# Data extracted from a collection
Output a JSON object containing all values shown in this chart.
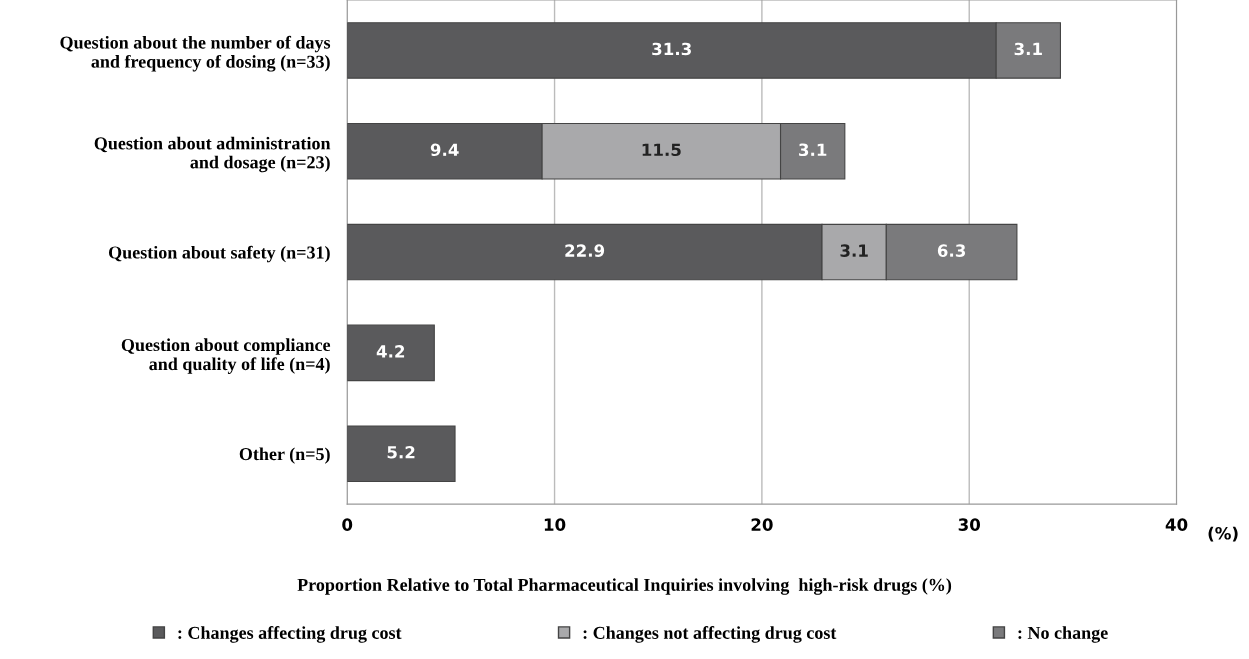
{
  "chart_data": {
    "type": "bar",
    "orientation": "horizontal",
    "stacked": true,
    "data_labels": true,
    "categories": [
      "Question about the number of days\nand frequency of dosing (n=33)",
      "Question about administration\nand dosage (n=23)",
      "Question about safety (n=31)",
      "Question about compliance\nand quality of life (n=4)",
      "Other (n=5)"
    ],
    "series": [
      {
        "name": ": Changes affecting drug cost",
        "color": "#5a5a5c",
        "values": [
          31.3,
          9.4,
          22.9,
          4.2,
          5.2
        ]
      },
      {
        "name": ": Changes not affecting drug cost",
        "color": "#a9a9ab",
        "values": [
          null,
          11.5,
          3.1,
          null,
          null
        ]
      },
      {
        "name": ": No change",
        "color": "#7a7a7c",
        "values": [
          3.1,
          3.1,
          6.3,
          null,
          null
        ]
      }
    ],
    "xlim": [
      0,
      40
    ],
    "xticks": [
      0,
      10,
      20,
      30,
      40
    ],
    "xlabel": "Proportion Relative to Total Pharmaceutical Inquiries involving  high-risk drugs (%)",
    "annotations": [
      "(%)"
    ],
    "grid": "x",
    "legend": "bottom"
  }
}
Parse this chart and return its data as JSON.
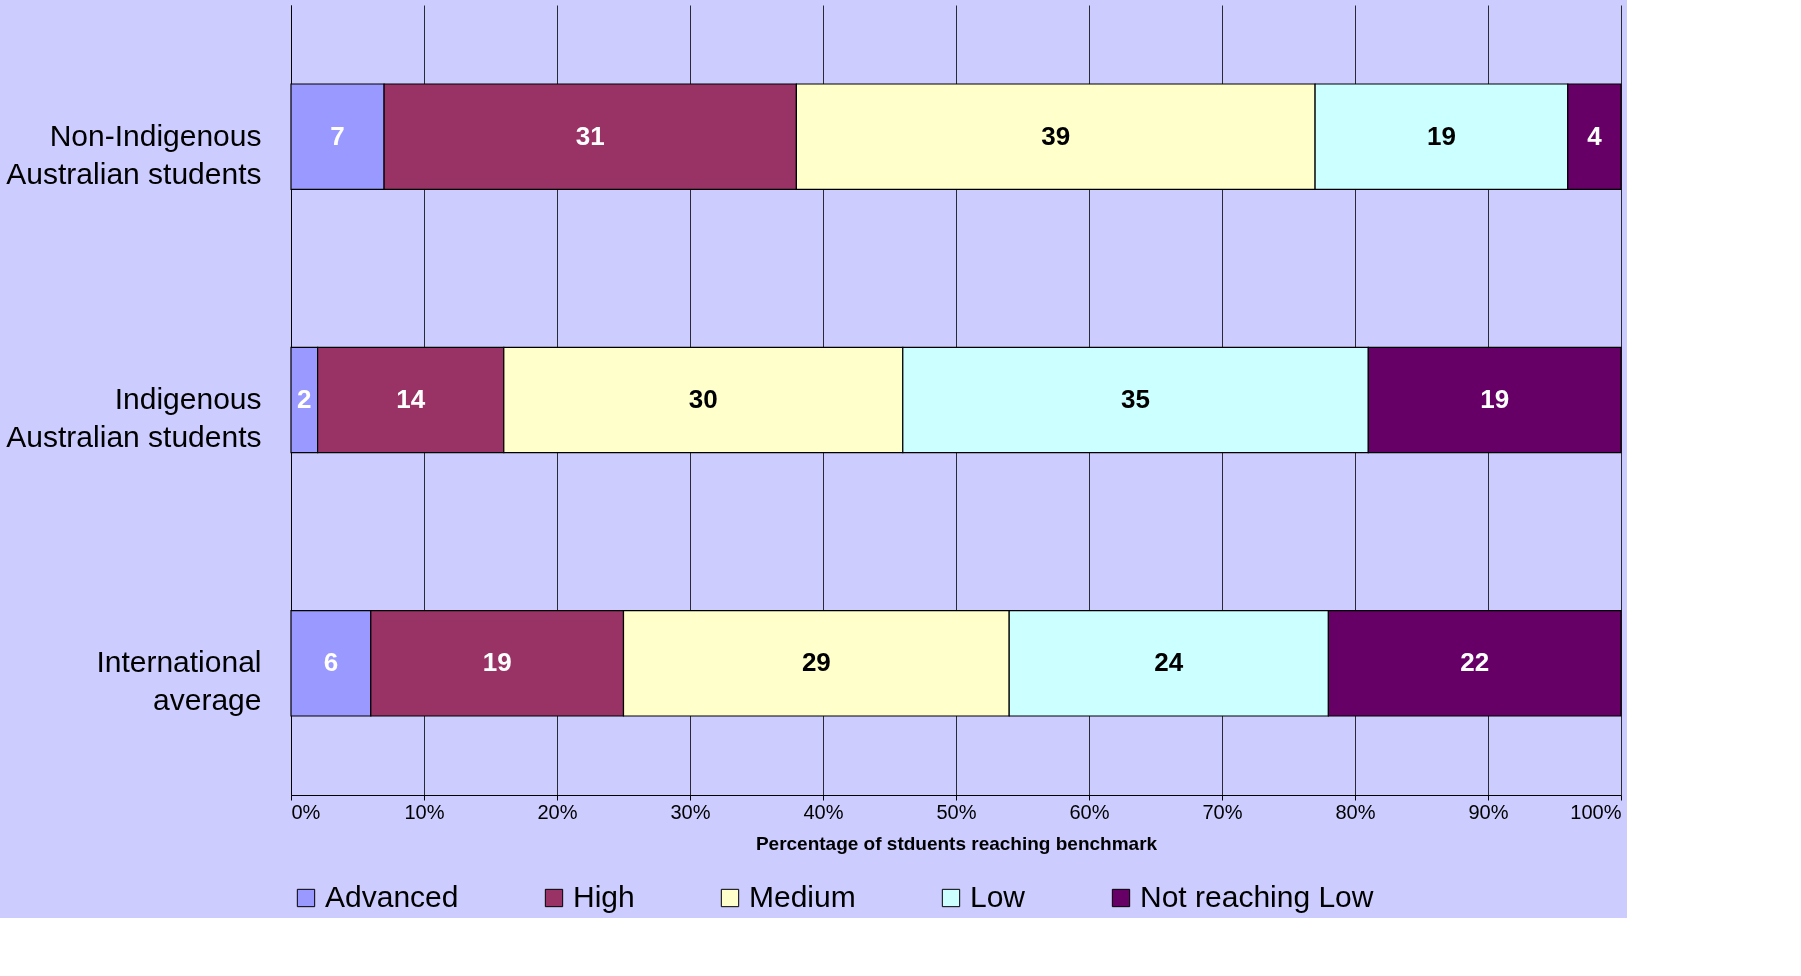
{
  "chart_data": {
    "type": "bar",
    "orientation": "horizontal",
    "stacked": true,
    "categories": [
      "Non-Indigenous Australian students",
      "Indigenous Australian students",
      "International average"
    ],
    "series": [
      {
        "name": "Advanced",
        "color": "#9999ff",
        "values": [
          7,
          2,
          6
        ]
      },
      {
        "name": "High",
        "color": "#993366",
        "values": [
          31,
          14,
          19
        ]
      },
      {
        "name": "Medium",
        "color": "#ffffcc",
        "values": [
          39,
          30,
          29
        ]
      },
      {
        "name": "Low",
        "color": "#ccffff",
        "values": [
          19,
          35,
          24
        ]
      },
      {
        "name": "Not reaching Low",
        "color": "#660066",
        "values": [
          4,
          19,
          22
        ]
      }
    ],
    "xlabel": "Percentage of stduents reaching benchmark",
    "xlim": [
      0,
      100
    ],
    "xticks": [
      {
        "value": 0,
        "label": "0%"
      },
      {
        "value": 10,
        "label": "10%"
      },
      {
        "value": 20,
        "label": "20%"
      },
      {
        "value": 30,
        "label": "30%"
      },
      {
        "value": 40,
        "label": "40%"
      },
      {
        "value": 50,
        "label": "50%"
      },
      {
        "value": 60,
        "label": "60%"
      },
      {
        "value": 70,
        "label": "70%"
      },
      {
        "value": 80,
        "label": "80%"
      },
      {
        "value": 90,
        "label": "90%"
      },
      {
        "value": 100,
        "label": "100%"
      }
    ],
    "grid": "x",
    "legend": "bottom",
    "data_labels": true
  }
}
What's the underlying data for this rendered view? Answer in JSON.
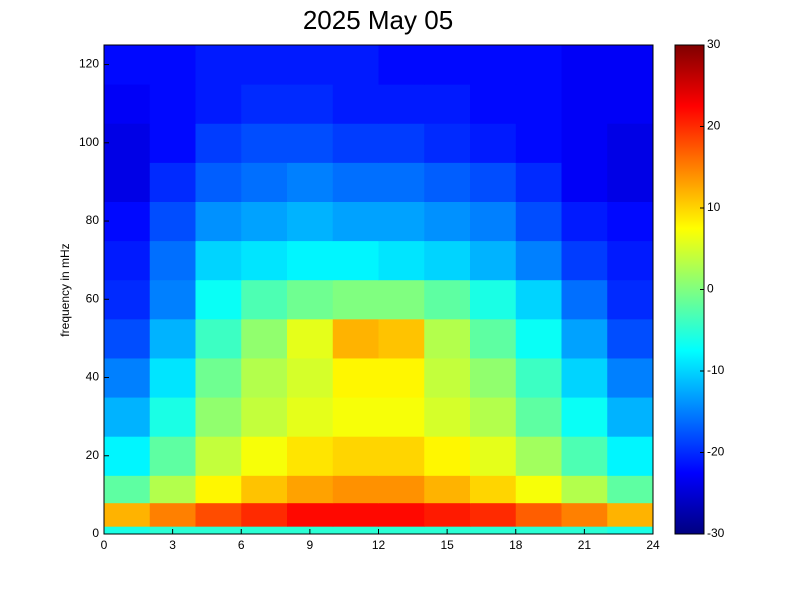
{
  "chart_data": {
    "type": "heatmap",
    "title": "2025 May 05",
    "y_label": "frequency in mHz",
    "x_edges": [
      0,
      2,
      4,
      6,
      8,
      10,
      12,
      14,
      16,
      18,
      20,
      22,
      24
    ],
    "y_edges": [
      0,
      2,
      8,
      15,
      25,
      35,
      45,
      55,
      65,
      75,
      85,
      95,
      105,
      115,
      125
    ],
    "values": [
      [
        -6,
        -5,
        -5,
        -5,
        -5,
        -5,
        -5,
        -5,
        -5,
        -5,
        -5,
        -6
      ],
      [
        12,
        15,
        18,
        20,
        22,
        22,
        22,
        21,
        20,
        17,
        15,
        12
      ],
      [
        -2,
        3,
        8,
        11,
        13,
        14,
        14,
        12,
        10,
        7,
        3,
        -2
      ],
      [
        -8,
        -2,
        4,
        7,
        9,
        10,
        10,
        8,
        6,
        2,
        -3,
        -8
      ],
      [
        -12,
        -6,
        1,
        4,
        6,
        7,
        7,
        5,
        3,
        -2,
        -7,
        -12
      ],
      [
        -15,
        -9,
        -1,
        3,
        5,
        8,
        8,
        4,
        1,
        -4,
        -10,
        -15
      ],
      [
        -18,
        -12,
        -4,
        1,
        6,
        12,
        11,
        3,
        -2,
        -7,
        -13,
        -18
      ],
      [
        -20,
        -15,
        -7,
        -3,
        -1,
        0,
        0,
        -2,
        -6,
        -10,
        -16,
        -20
      ],
      [
        -21,
        -16,
        -10,
        -9,
        -8,
        -8,
        -9,
        -10,
        -12,
        -15,
        -19,
        -21
      ],
      [
        -22,
        -18,
        -14,
        -13,
        -12,
        -13,
        -13,
        -14,
        -15,
        -18,
        -21,
        -22
      ],
      [
        -24,
        -20,
        -17,
        -16,
        -15,
        -16,
        -16,
        -17,
        -18,
        -20,
        -23,
        -24
      ],
      [
        -24,
        -22,
        -19,
        -18,
        -18,
        -19,
        -19,
        -20,
        -21,
        -22,
        -23,
        -24
      ],
      [
        -23,
        -22,
        -21,
        -20,
        -20,
        -21,
        -21,
        -21,
        -22,
        -22,
        -23,
        -23
      ],
      [
        -22,
        -22,
        -21,
        -21,
        -21,
        -21,
        -22,
        -22,
        -22,
        -22,
        -23,
        -23
      ]
    ],
    "colormap": "jet",
    "xlim": [
      0,
      24
    ],
    "xticks": [
      0,
      3,
      6,
      9,
      12,
      15,
      18,
      21,
      24
    ],
    "ylim": [
      0,
      125
    ],
    "yticks": [
      0,
      20,
      40,
      60,
      80,
      100,
      120
    ],
    "clim": [
      -30,
      30
    ],
    "cticks": [
      -30,
      -20,
      -10,
      0,
      10,
      20,
      30
    ]
  }
}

# Exercise
Reproduce every record above exactly, omitting the pictures.

# The completed task
Output a JSON object containing all values shown in this chart.
{
  "chart_data": {
    "type": "bar",
    "orientation": "horizontal",
    "stacked": true,
    "data_labels": true,
    "categories": [
      "Question about the number of days\nand frequency of dosing (n=33)",
      "Question about administration\nand dosage (n=23)",
      "Question about safety (n=31)",
      "Question about compliance\nand quality of life (n=4)",
      "Other (n=5)"
    ],
    "series": [
      {
        "name": ": Changes affecting drug cost",
        "color": "#5a5a5c",
        "values": [
          31.3,
          9.4,
          22.9,
          4.2,
          5.2
        ]
      },
      {
        "name": ": Changes not affecting drug cost",
        "color": "#a9a9ab",
        "values": [
          null,
          11.5,
          3.1,
          null,
          null
        ]
      },
      {
        "name": ": No change",
        "color": "#7a7a7c",
        "values": [
          3.1,
          3.1,
          6.3,
          null,
          null
        ]
      }
    ],
    "xlim": [
      0,
      40
    ],
    "xticks": [
      0,
      10,
      20,
      30,
      40
    ],
    "xlabel": "Proportion Relative to Total Pharmaceutical Inquiries involving  high-risk drugs (%)",
    "annotations": [
      "(%)"
    ],
    "grid": "x",
    "legend": "bottom"
  }
}
Parse this chart and return its data as JSON.
{
  "chart_data": {
    "type": "bar",
    "orientation": "horizontal",
    "stacked": true,
    "categories": [
      "Non-Indigenous Australian students",
      "Indigenous Australian students",
      "International average"
    ],
    "series": [
      {
        "name": "Advanced",
        "color": "#9999ff",
        "values": [
          7,
          2,
          6
        ]
      },
      {
        "name": "High",
        "color": "#993366",
        "values": [
          31,
          14,
          19
        ]
      },
      {
        "name": "Medium",
        "color": "#ffffcc",
        "values": [
          39,
          30,
          29
        ]
      },
      {
        "name": "Low",
        "color": "#ccffff",
        "values": [
          19,
          35,
          24
        ]
      },
      {
        "name": "Not reaching Low",
        "color": "#660066",
        "values": [
          4,
          19,
          22
        ]
      }
    ],
    "xlabel": "Percentage of stduents reaching benchmark",
    "xlim": [
      0,
      100
    ],
    "xticks": [
      {
        "value": 0,
        "label": "0%"
      },
      {
        "value": 10,
        "label": "10%"
      },
      {
        "value": 20,
        "label": "20%"
      },
      {
        "value": 30,
        "label": "30%"
      },
      {
        "value": 40,
        "label": "40%"
      },
      {
        "value": 50,
        "label": "50%"
      },
      {
        "value": 60,
        "label": "60%"
      },
      {
        "value": 70,
        "label": "70%"
      },
      {
        "value": 80,
        "label": "80%"
      },
      {
        "value": 90,
        "label": "90%"
      },
      {
        "value": 100,
        "label": "100%"
      }
    ],
    "grid": "x",
    "legend": "bottom",
    "data_labels": true
  }
}
What's the underlying data for this rendered view? Answer in JSON.
{
  "chart_data": {
    "type": "heatmap",
    "title": "2025 May 05",
    "y_label": "frequency in mHz",
    "x_edges": [
      0,
      2,
      4,
      6,
      8,
      10,
      12,
      14,
      16,
      18,
      20,
      22,
      24
    ],
    "y_edges": [
      0,
      2,
      8,
      15,
      25,
      35,
      45,
      55,
      65,
      75,
      85,
      95,
      105,
      115,
      125
    ],
    "values": [
      [
        -6,
        -5,
        -5,
        -5,
        -5,
        -5,
        -5,
        -5,
        -5,
        -5,
        -5,
        -6
      ],
      [
        12,
        15,
        18,
        20,
        22,
        22,
        22,
        21,
        20,
        17,
        15,
        12
      ],
      [
        -2,
        3,
        8,
        11,
        13,
        14,
        14,
        12,
        10,
        7,
        3,
        -2
      ],
      [
        -8,
        -2,
        4,
        7,
        9,
        10,
        10,
        8,
        6,
        2,
        -3,
        -8
      ],
      [
        -12,
        -6,
        1,
        4,
        6,
        7,
        7,
        5,
        3,
        -2,
        -7,
        -12
      ],
      [
        -15,
        -9,
        -1,
        3,
        5,
        8,
        8,
        4,
        1,
        -4,
        -10,
        -15
      ],
      [
        -18,
        -12,
        -4,
        1,
        6,
        12,
        11,
        3,
        -2,
        -7,
        -13,
        -18
      ],
      [
        -20,
        -15,
        -7,
        -3,
        -1,
        0,
        0,
        -2,
        -6,
        -10,
        -16,
        -20
      ],
      [
        -21,
        -16,
        -10,
        -9,
        -8,
        -8,
        -9,
        -10,
        -12,
        -15,
        -19,
        -21
      ],
      [
        -22,
        -18,
        -14,
        -13,
        -12,
        -13,
        -13,
        -14,
        -15,
        -18,
        -21,
        -22
      ],
      [
        -24,
        -20,
        -17,
        -16,
        -15,
        -16,
        -16,
        -17,
        -18,
        -20,
        -23,
        -24
      ],
      [
        -24,
        -22,
        -19,
        -18,
        -18,
        -19,
        -19,
        -20,
        -21,
        -22,
        -23,
        -24
      ],
      [
        -23,
        -22,
        -21,
        -20,
        -20,
        -21,
        -21,
        -21,
        -22,
        -22,
        -23,
        -23
      ],
      [
        -22,
        -22,
        -21,
        -21,
        -21,
        -21,
        -22,
        -22,
        -22,
        -22,
        -23,
        -23
      ]
    ],
    "colormap": "jet",
    "xlim": [
      0,
      24
    ],
    "xticks": [
      0,
      3,
      6,
      9,
      12,
      15,
      18,
      21,
      24
    ],
    "ylim": [
      0,
      125
    ],
    "yticks": [
      0,
      20,
      40,
      60,
      80,
      100,
      120
    ],
    "clim": [
      -30,
      30
    ],
    "cticks": [
      -30,
      -20,
      -10,
      0,
      10,
      20,
      30
    ]
  }
}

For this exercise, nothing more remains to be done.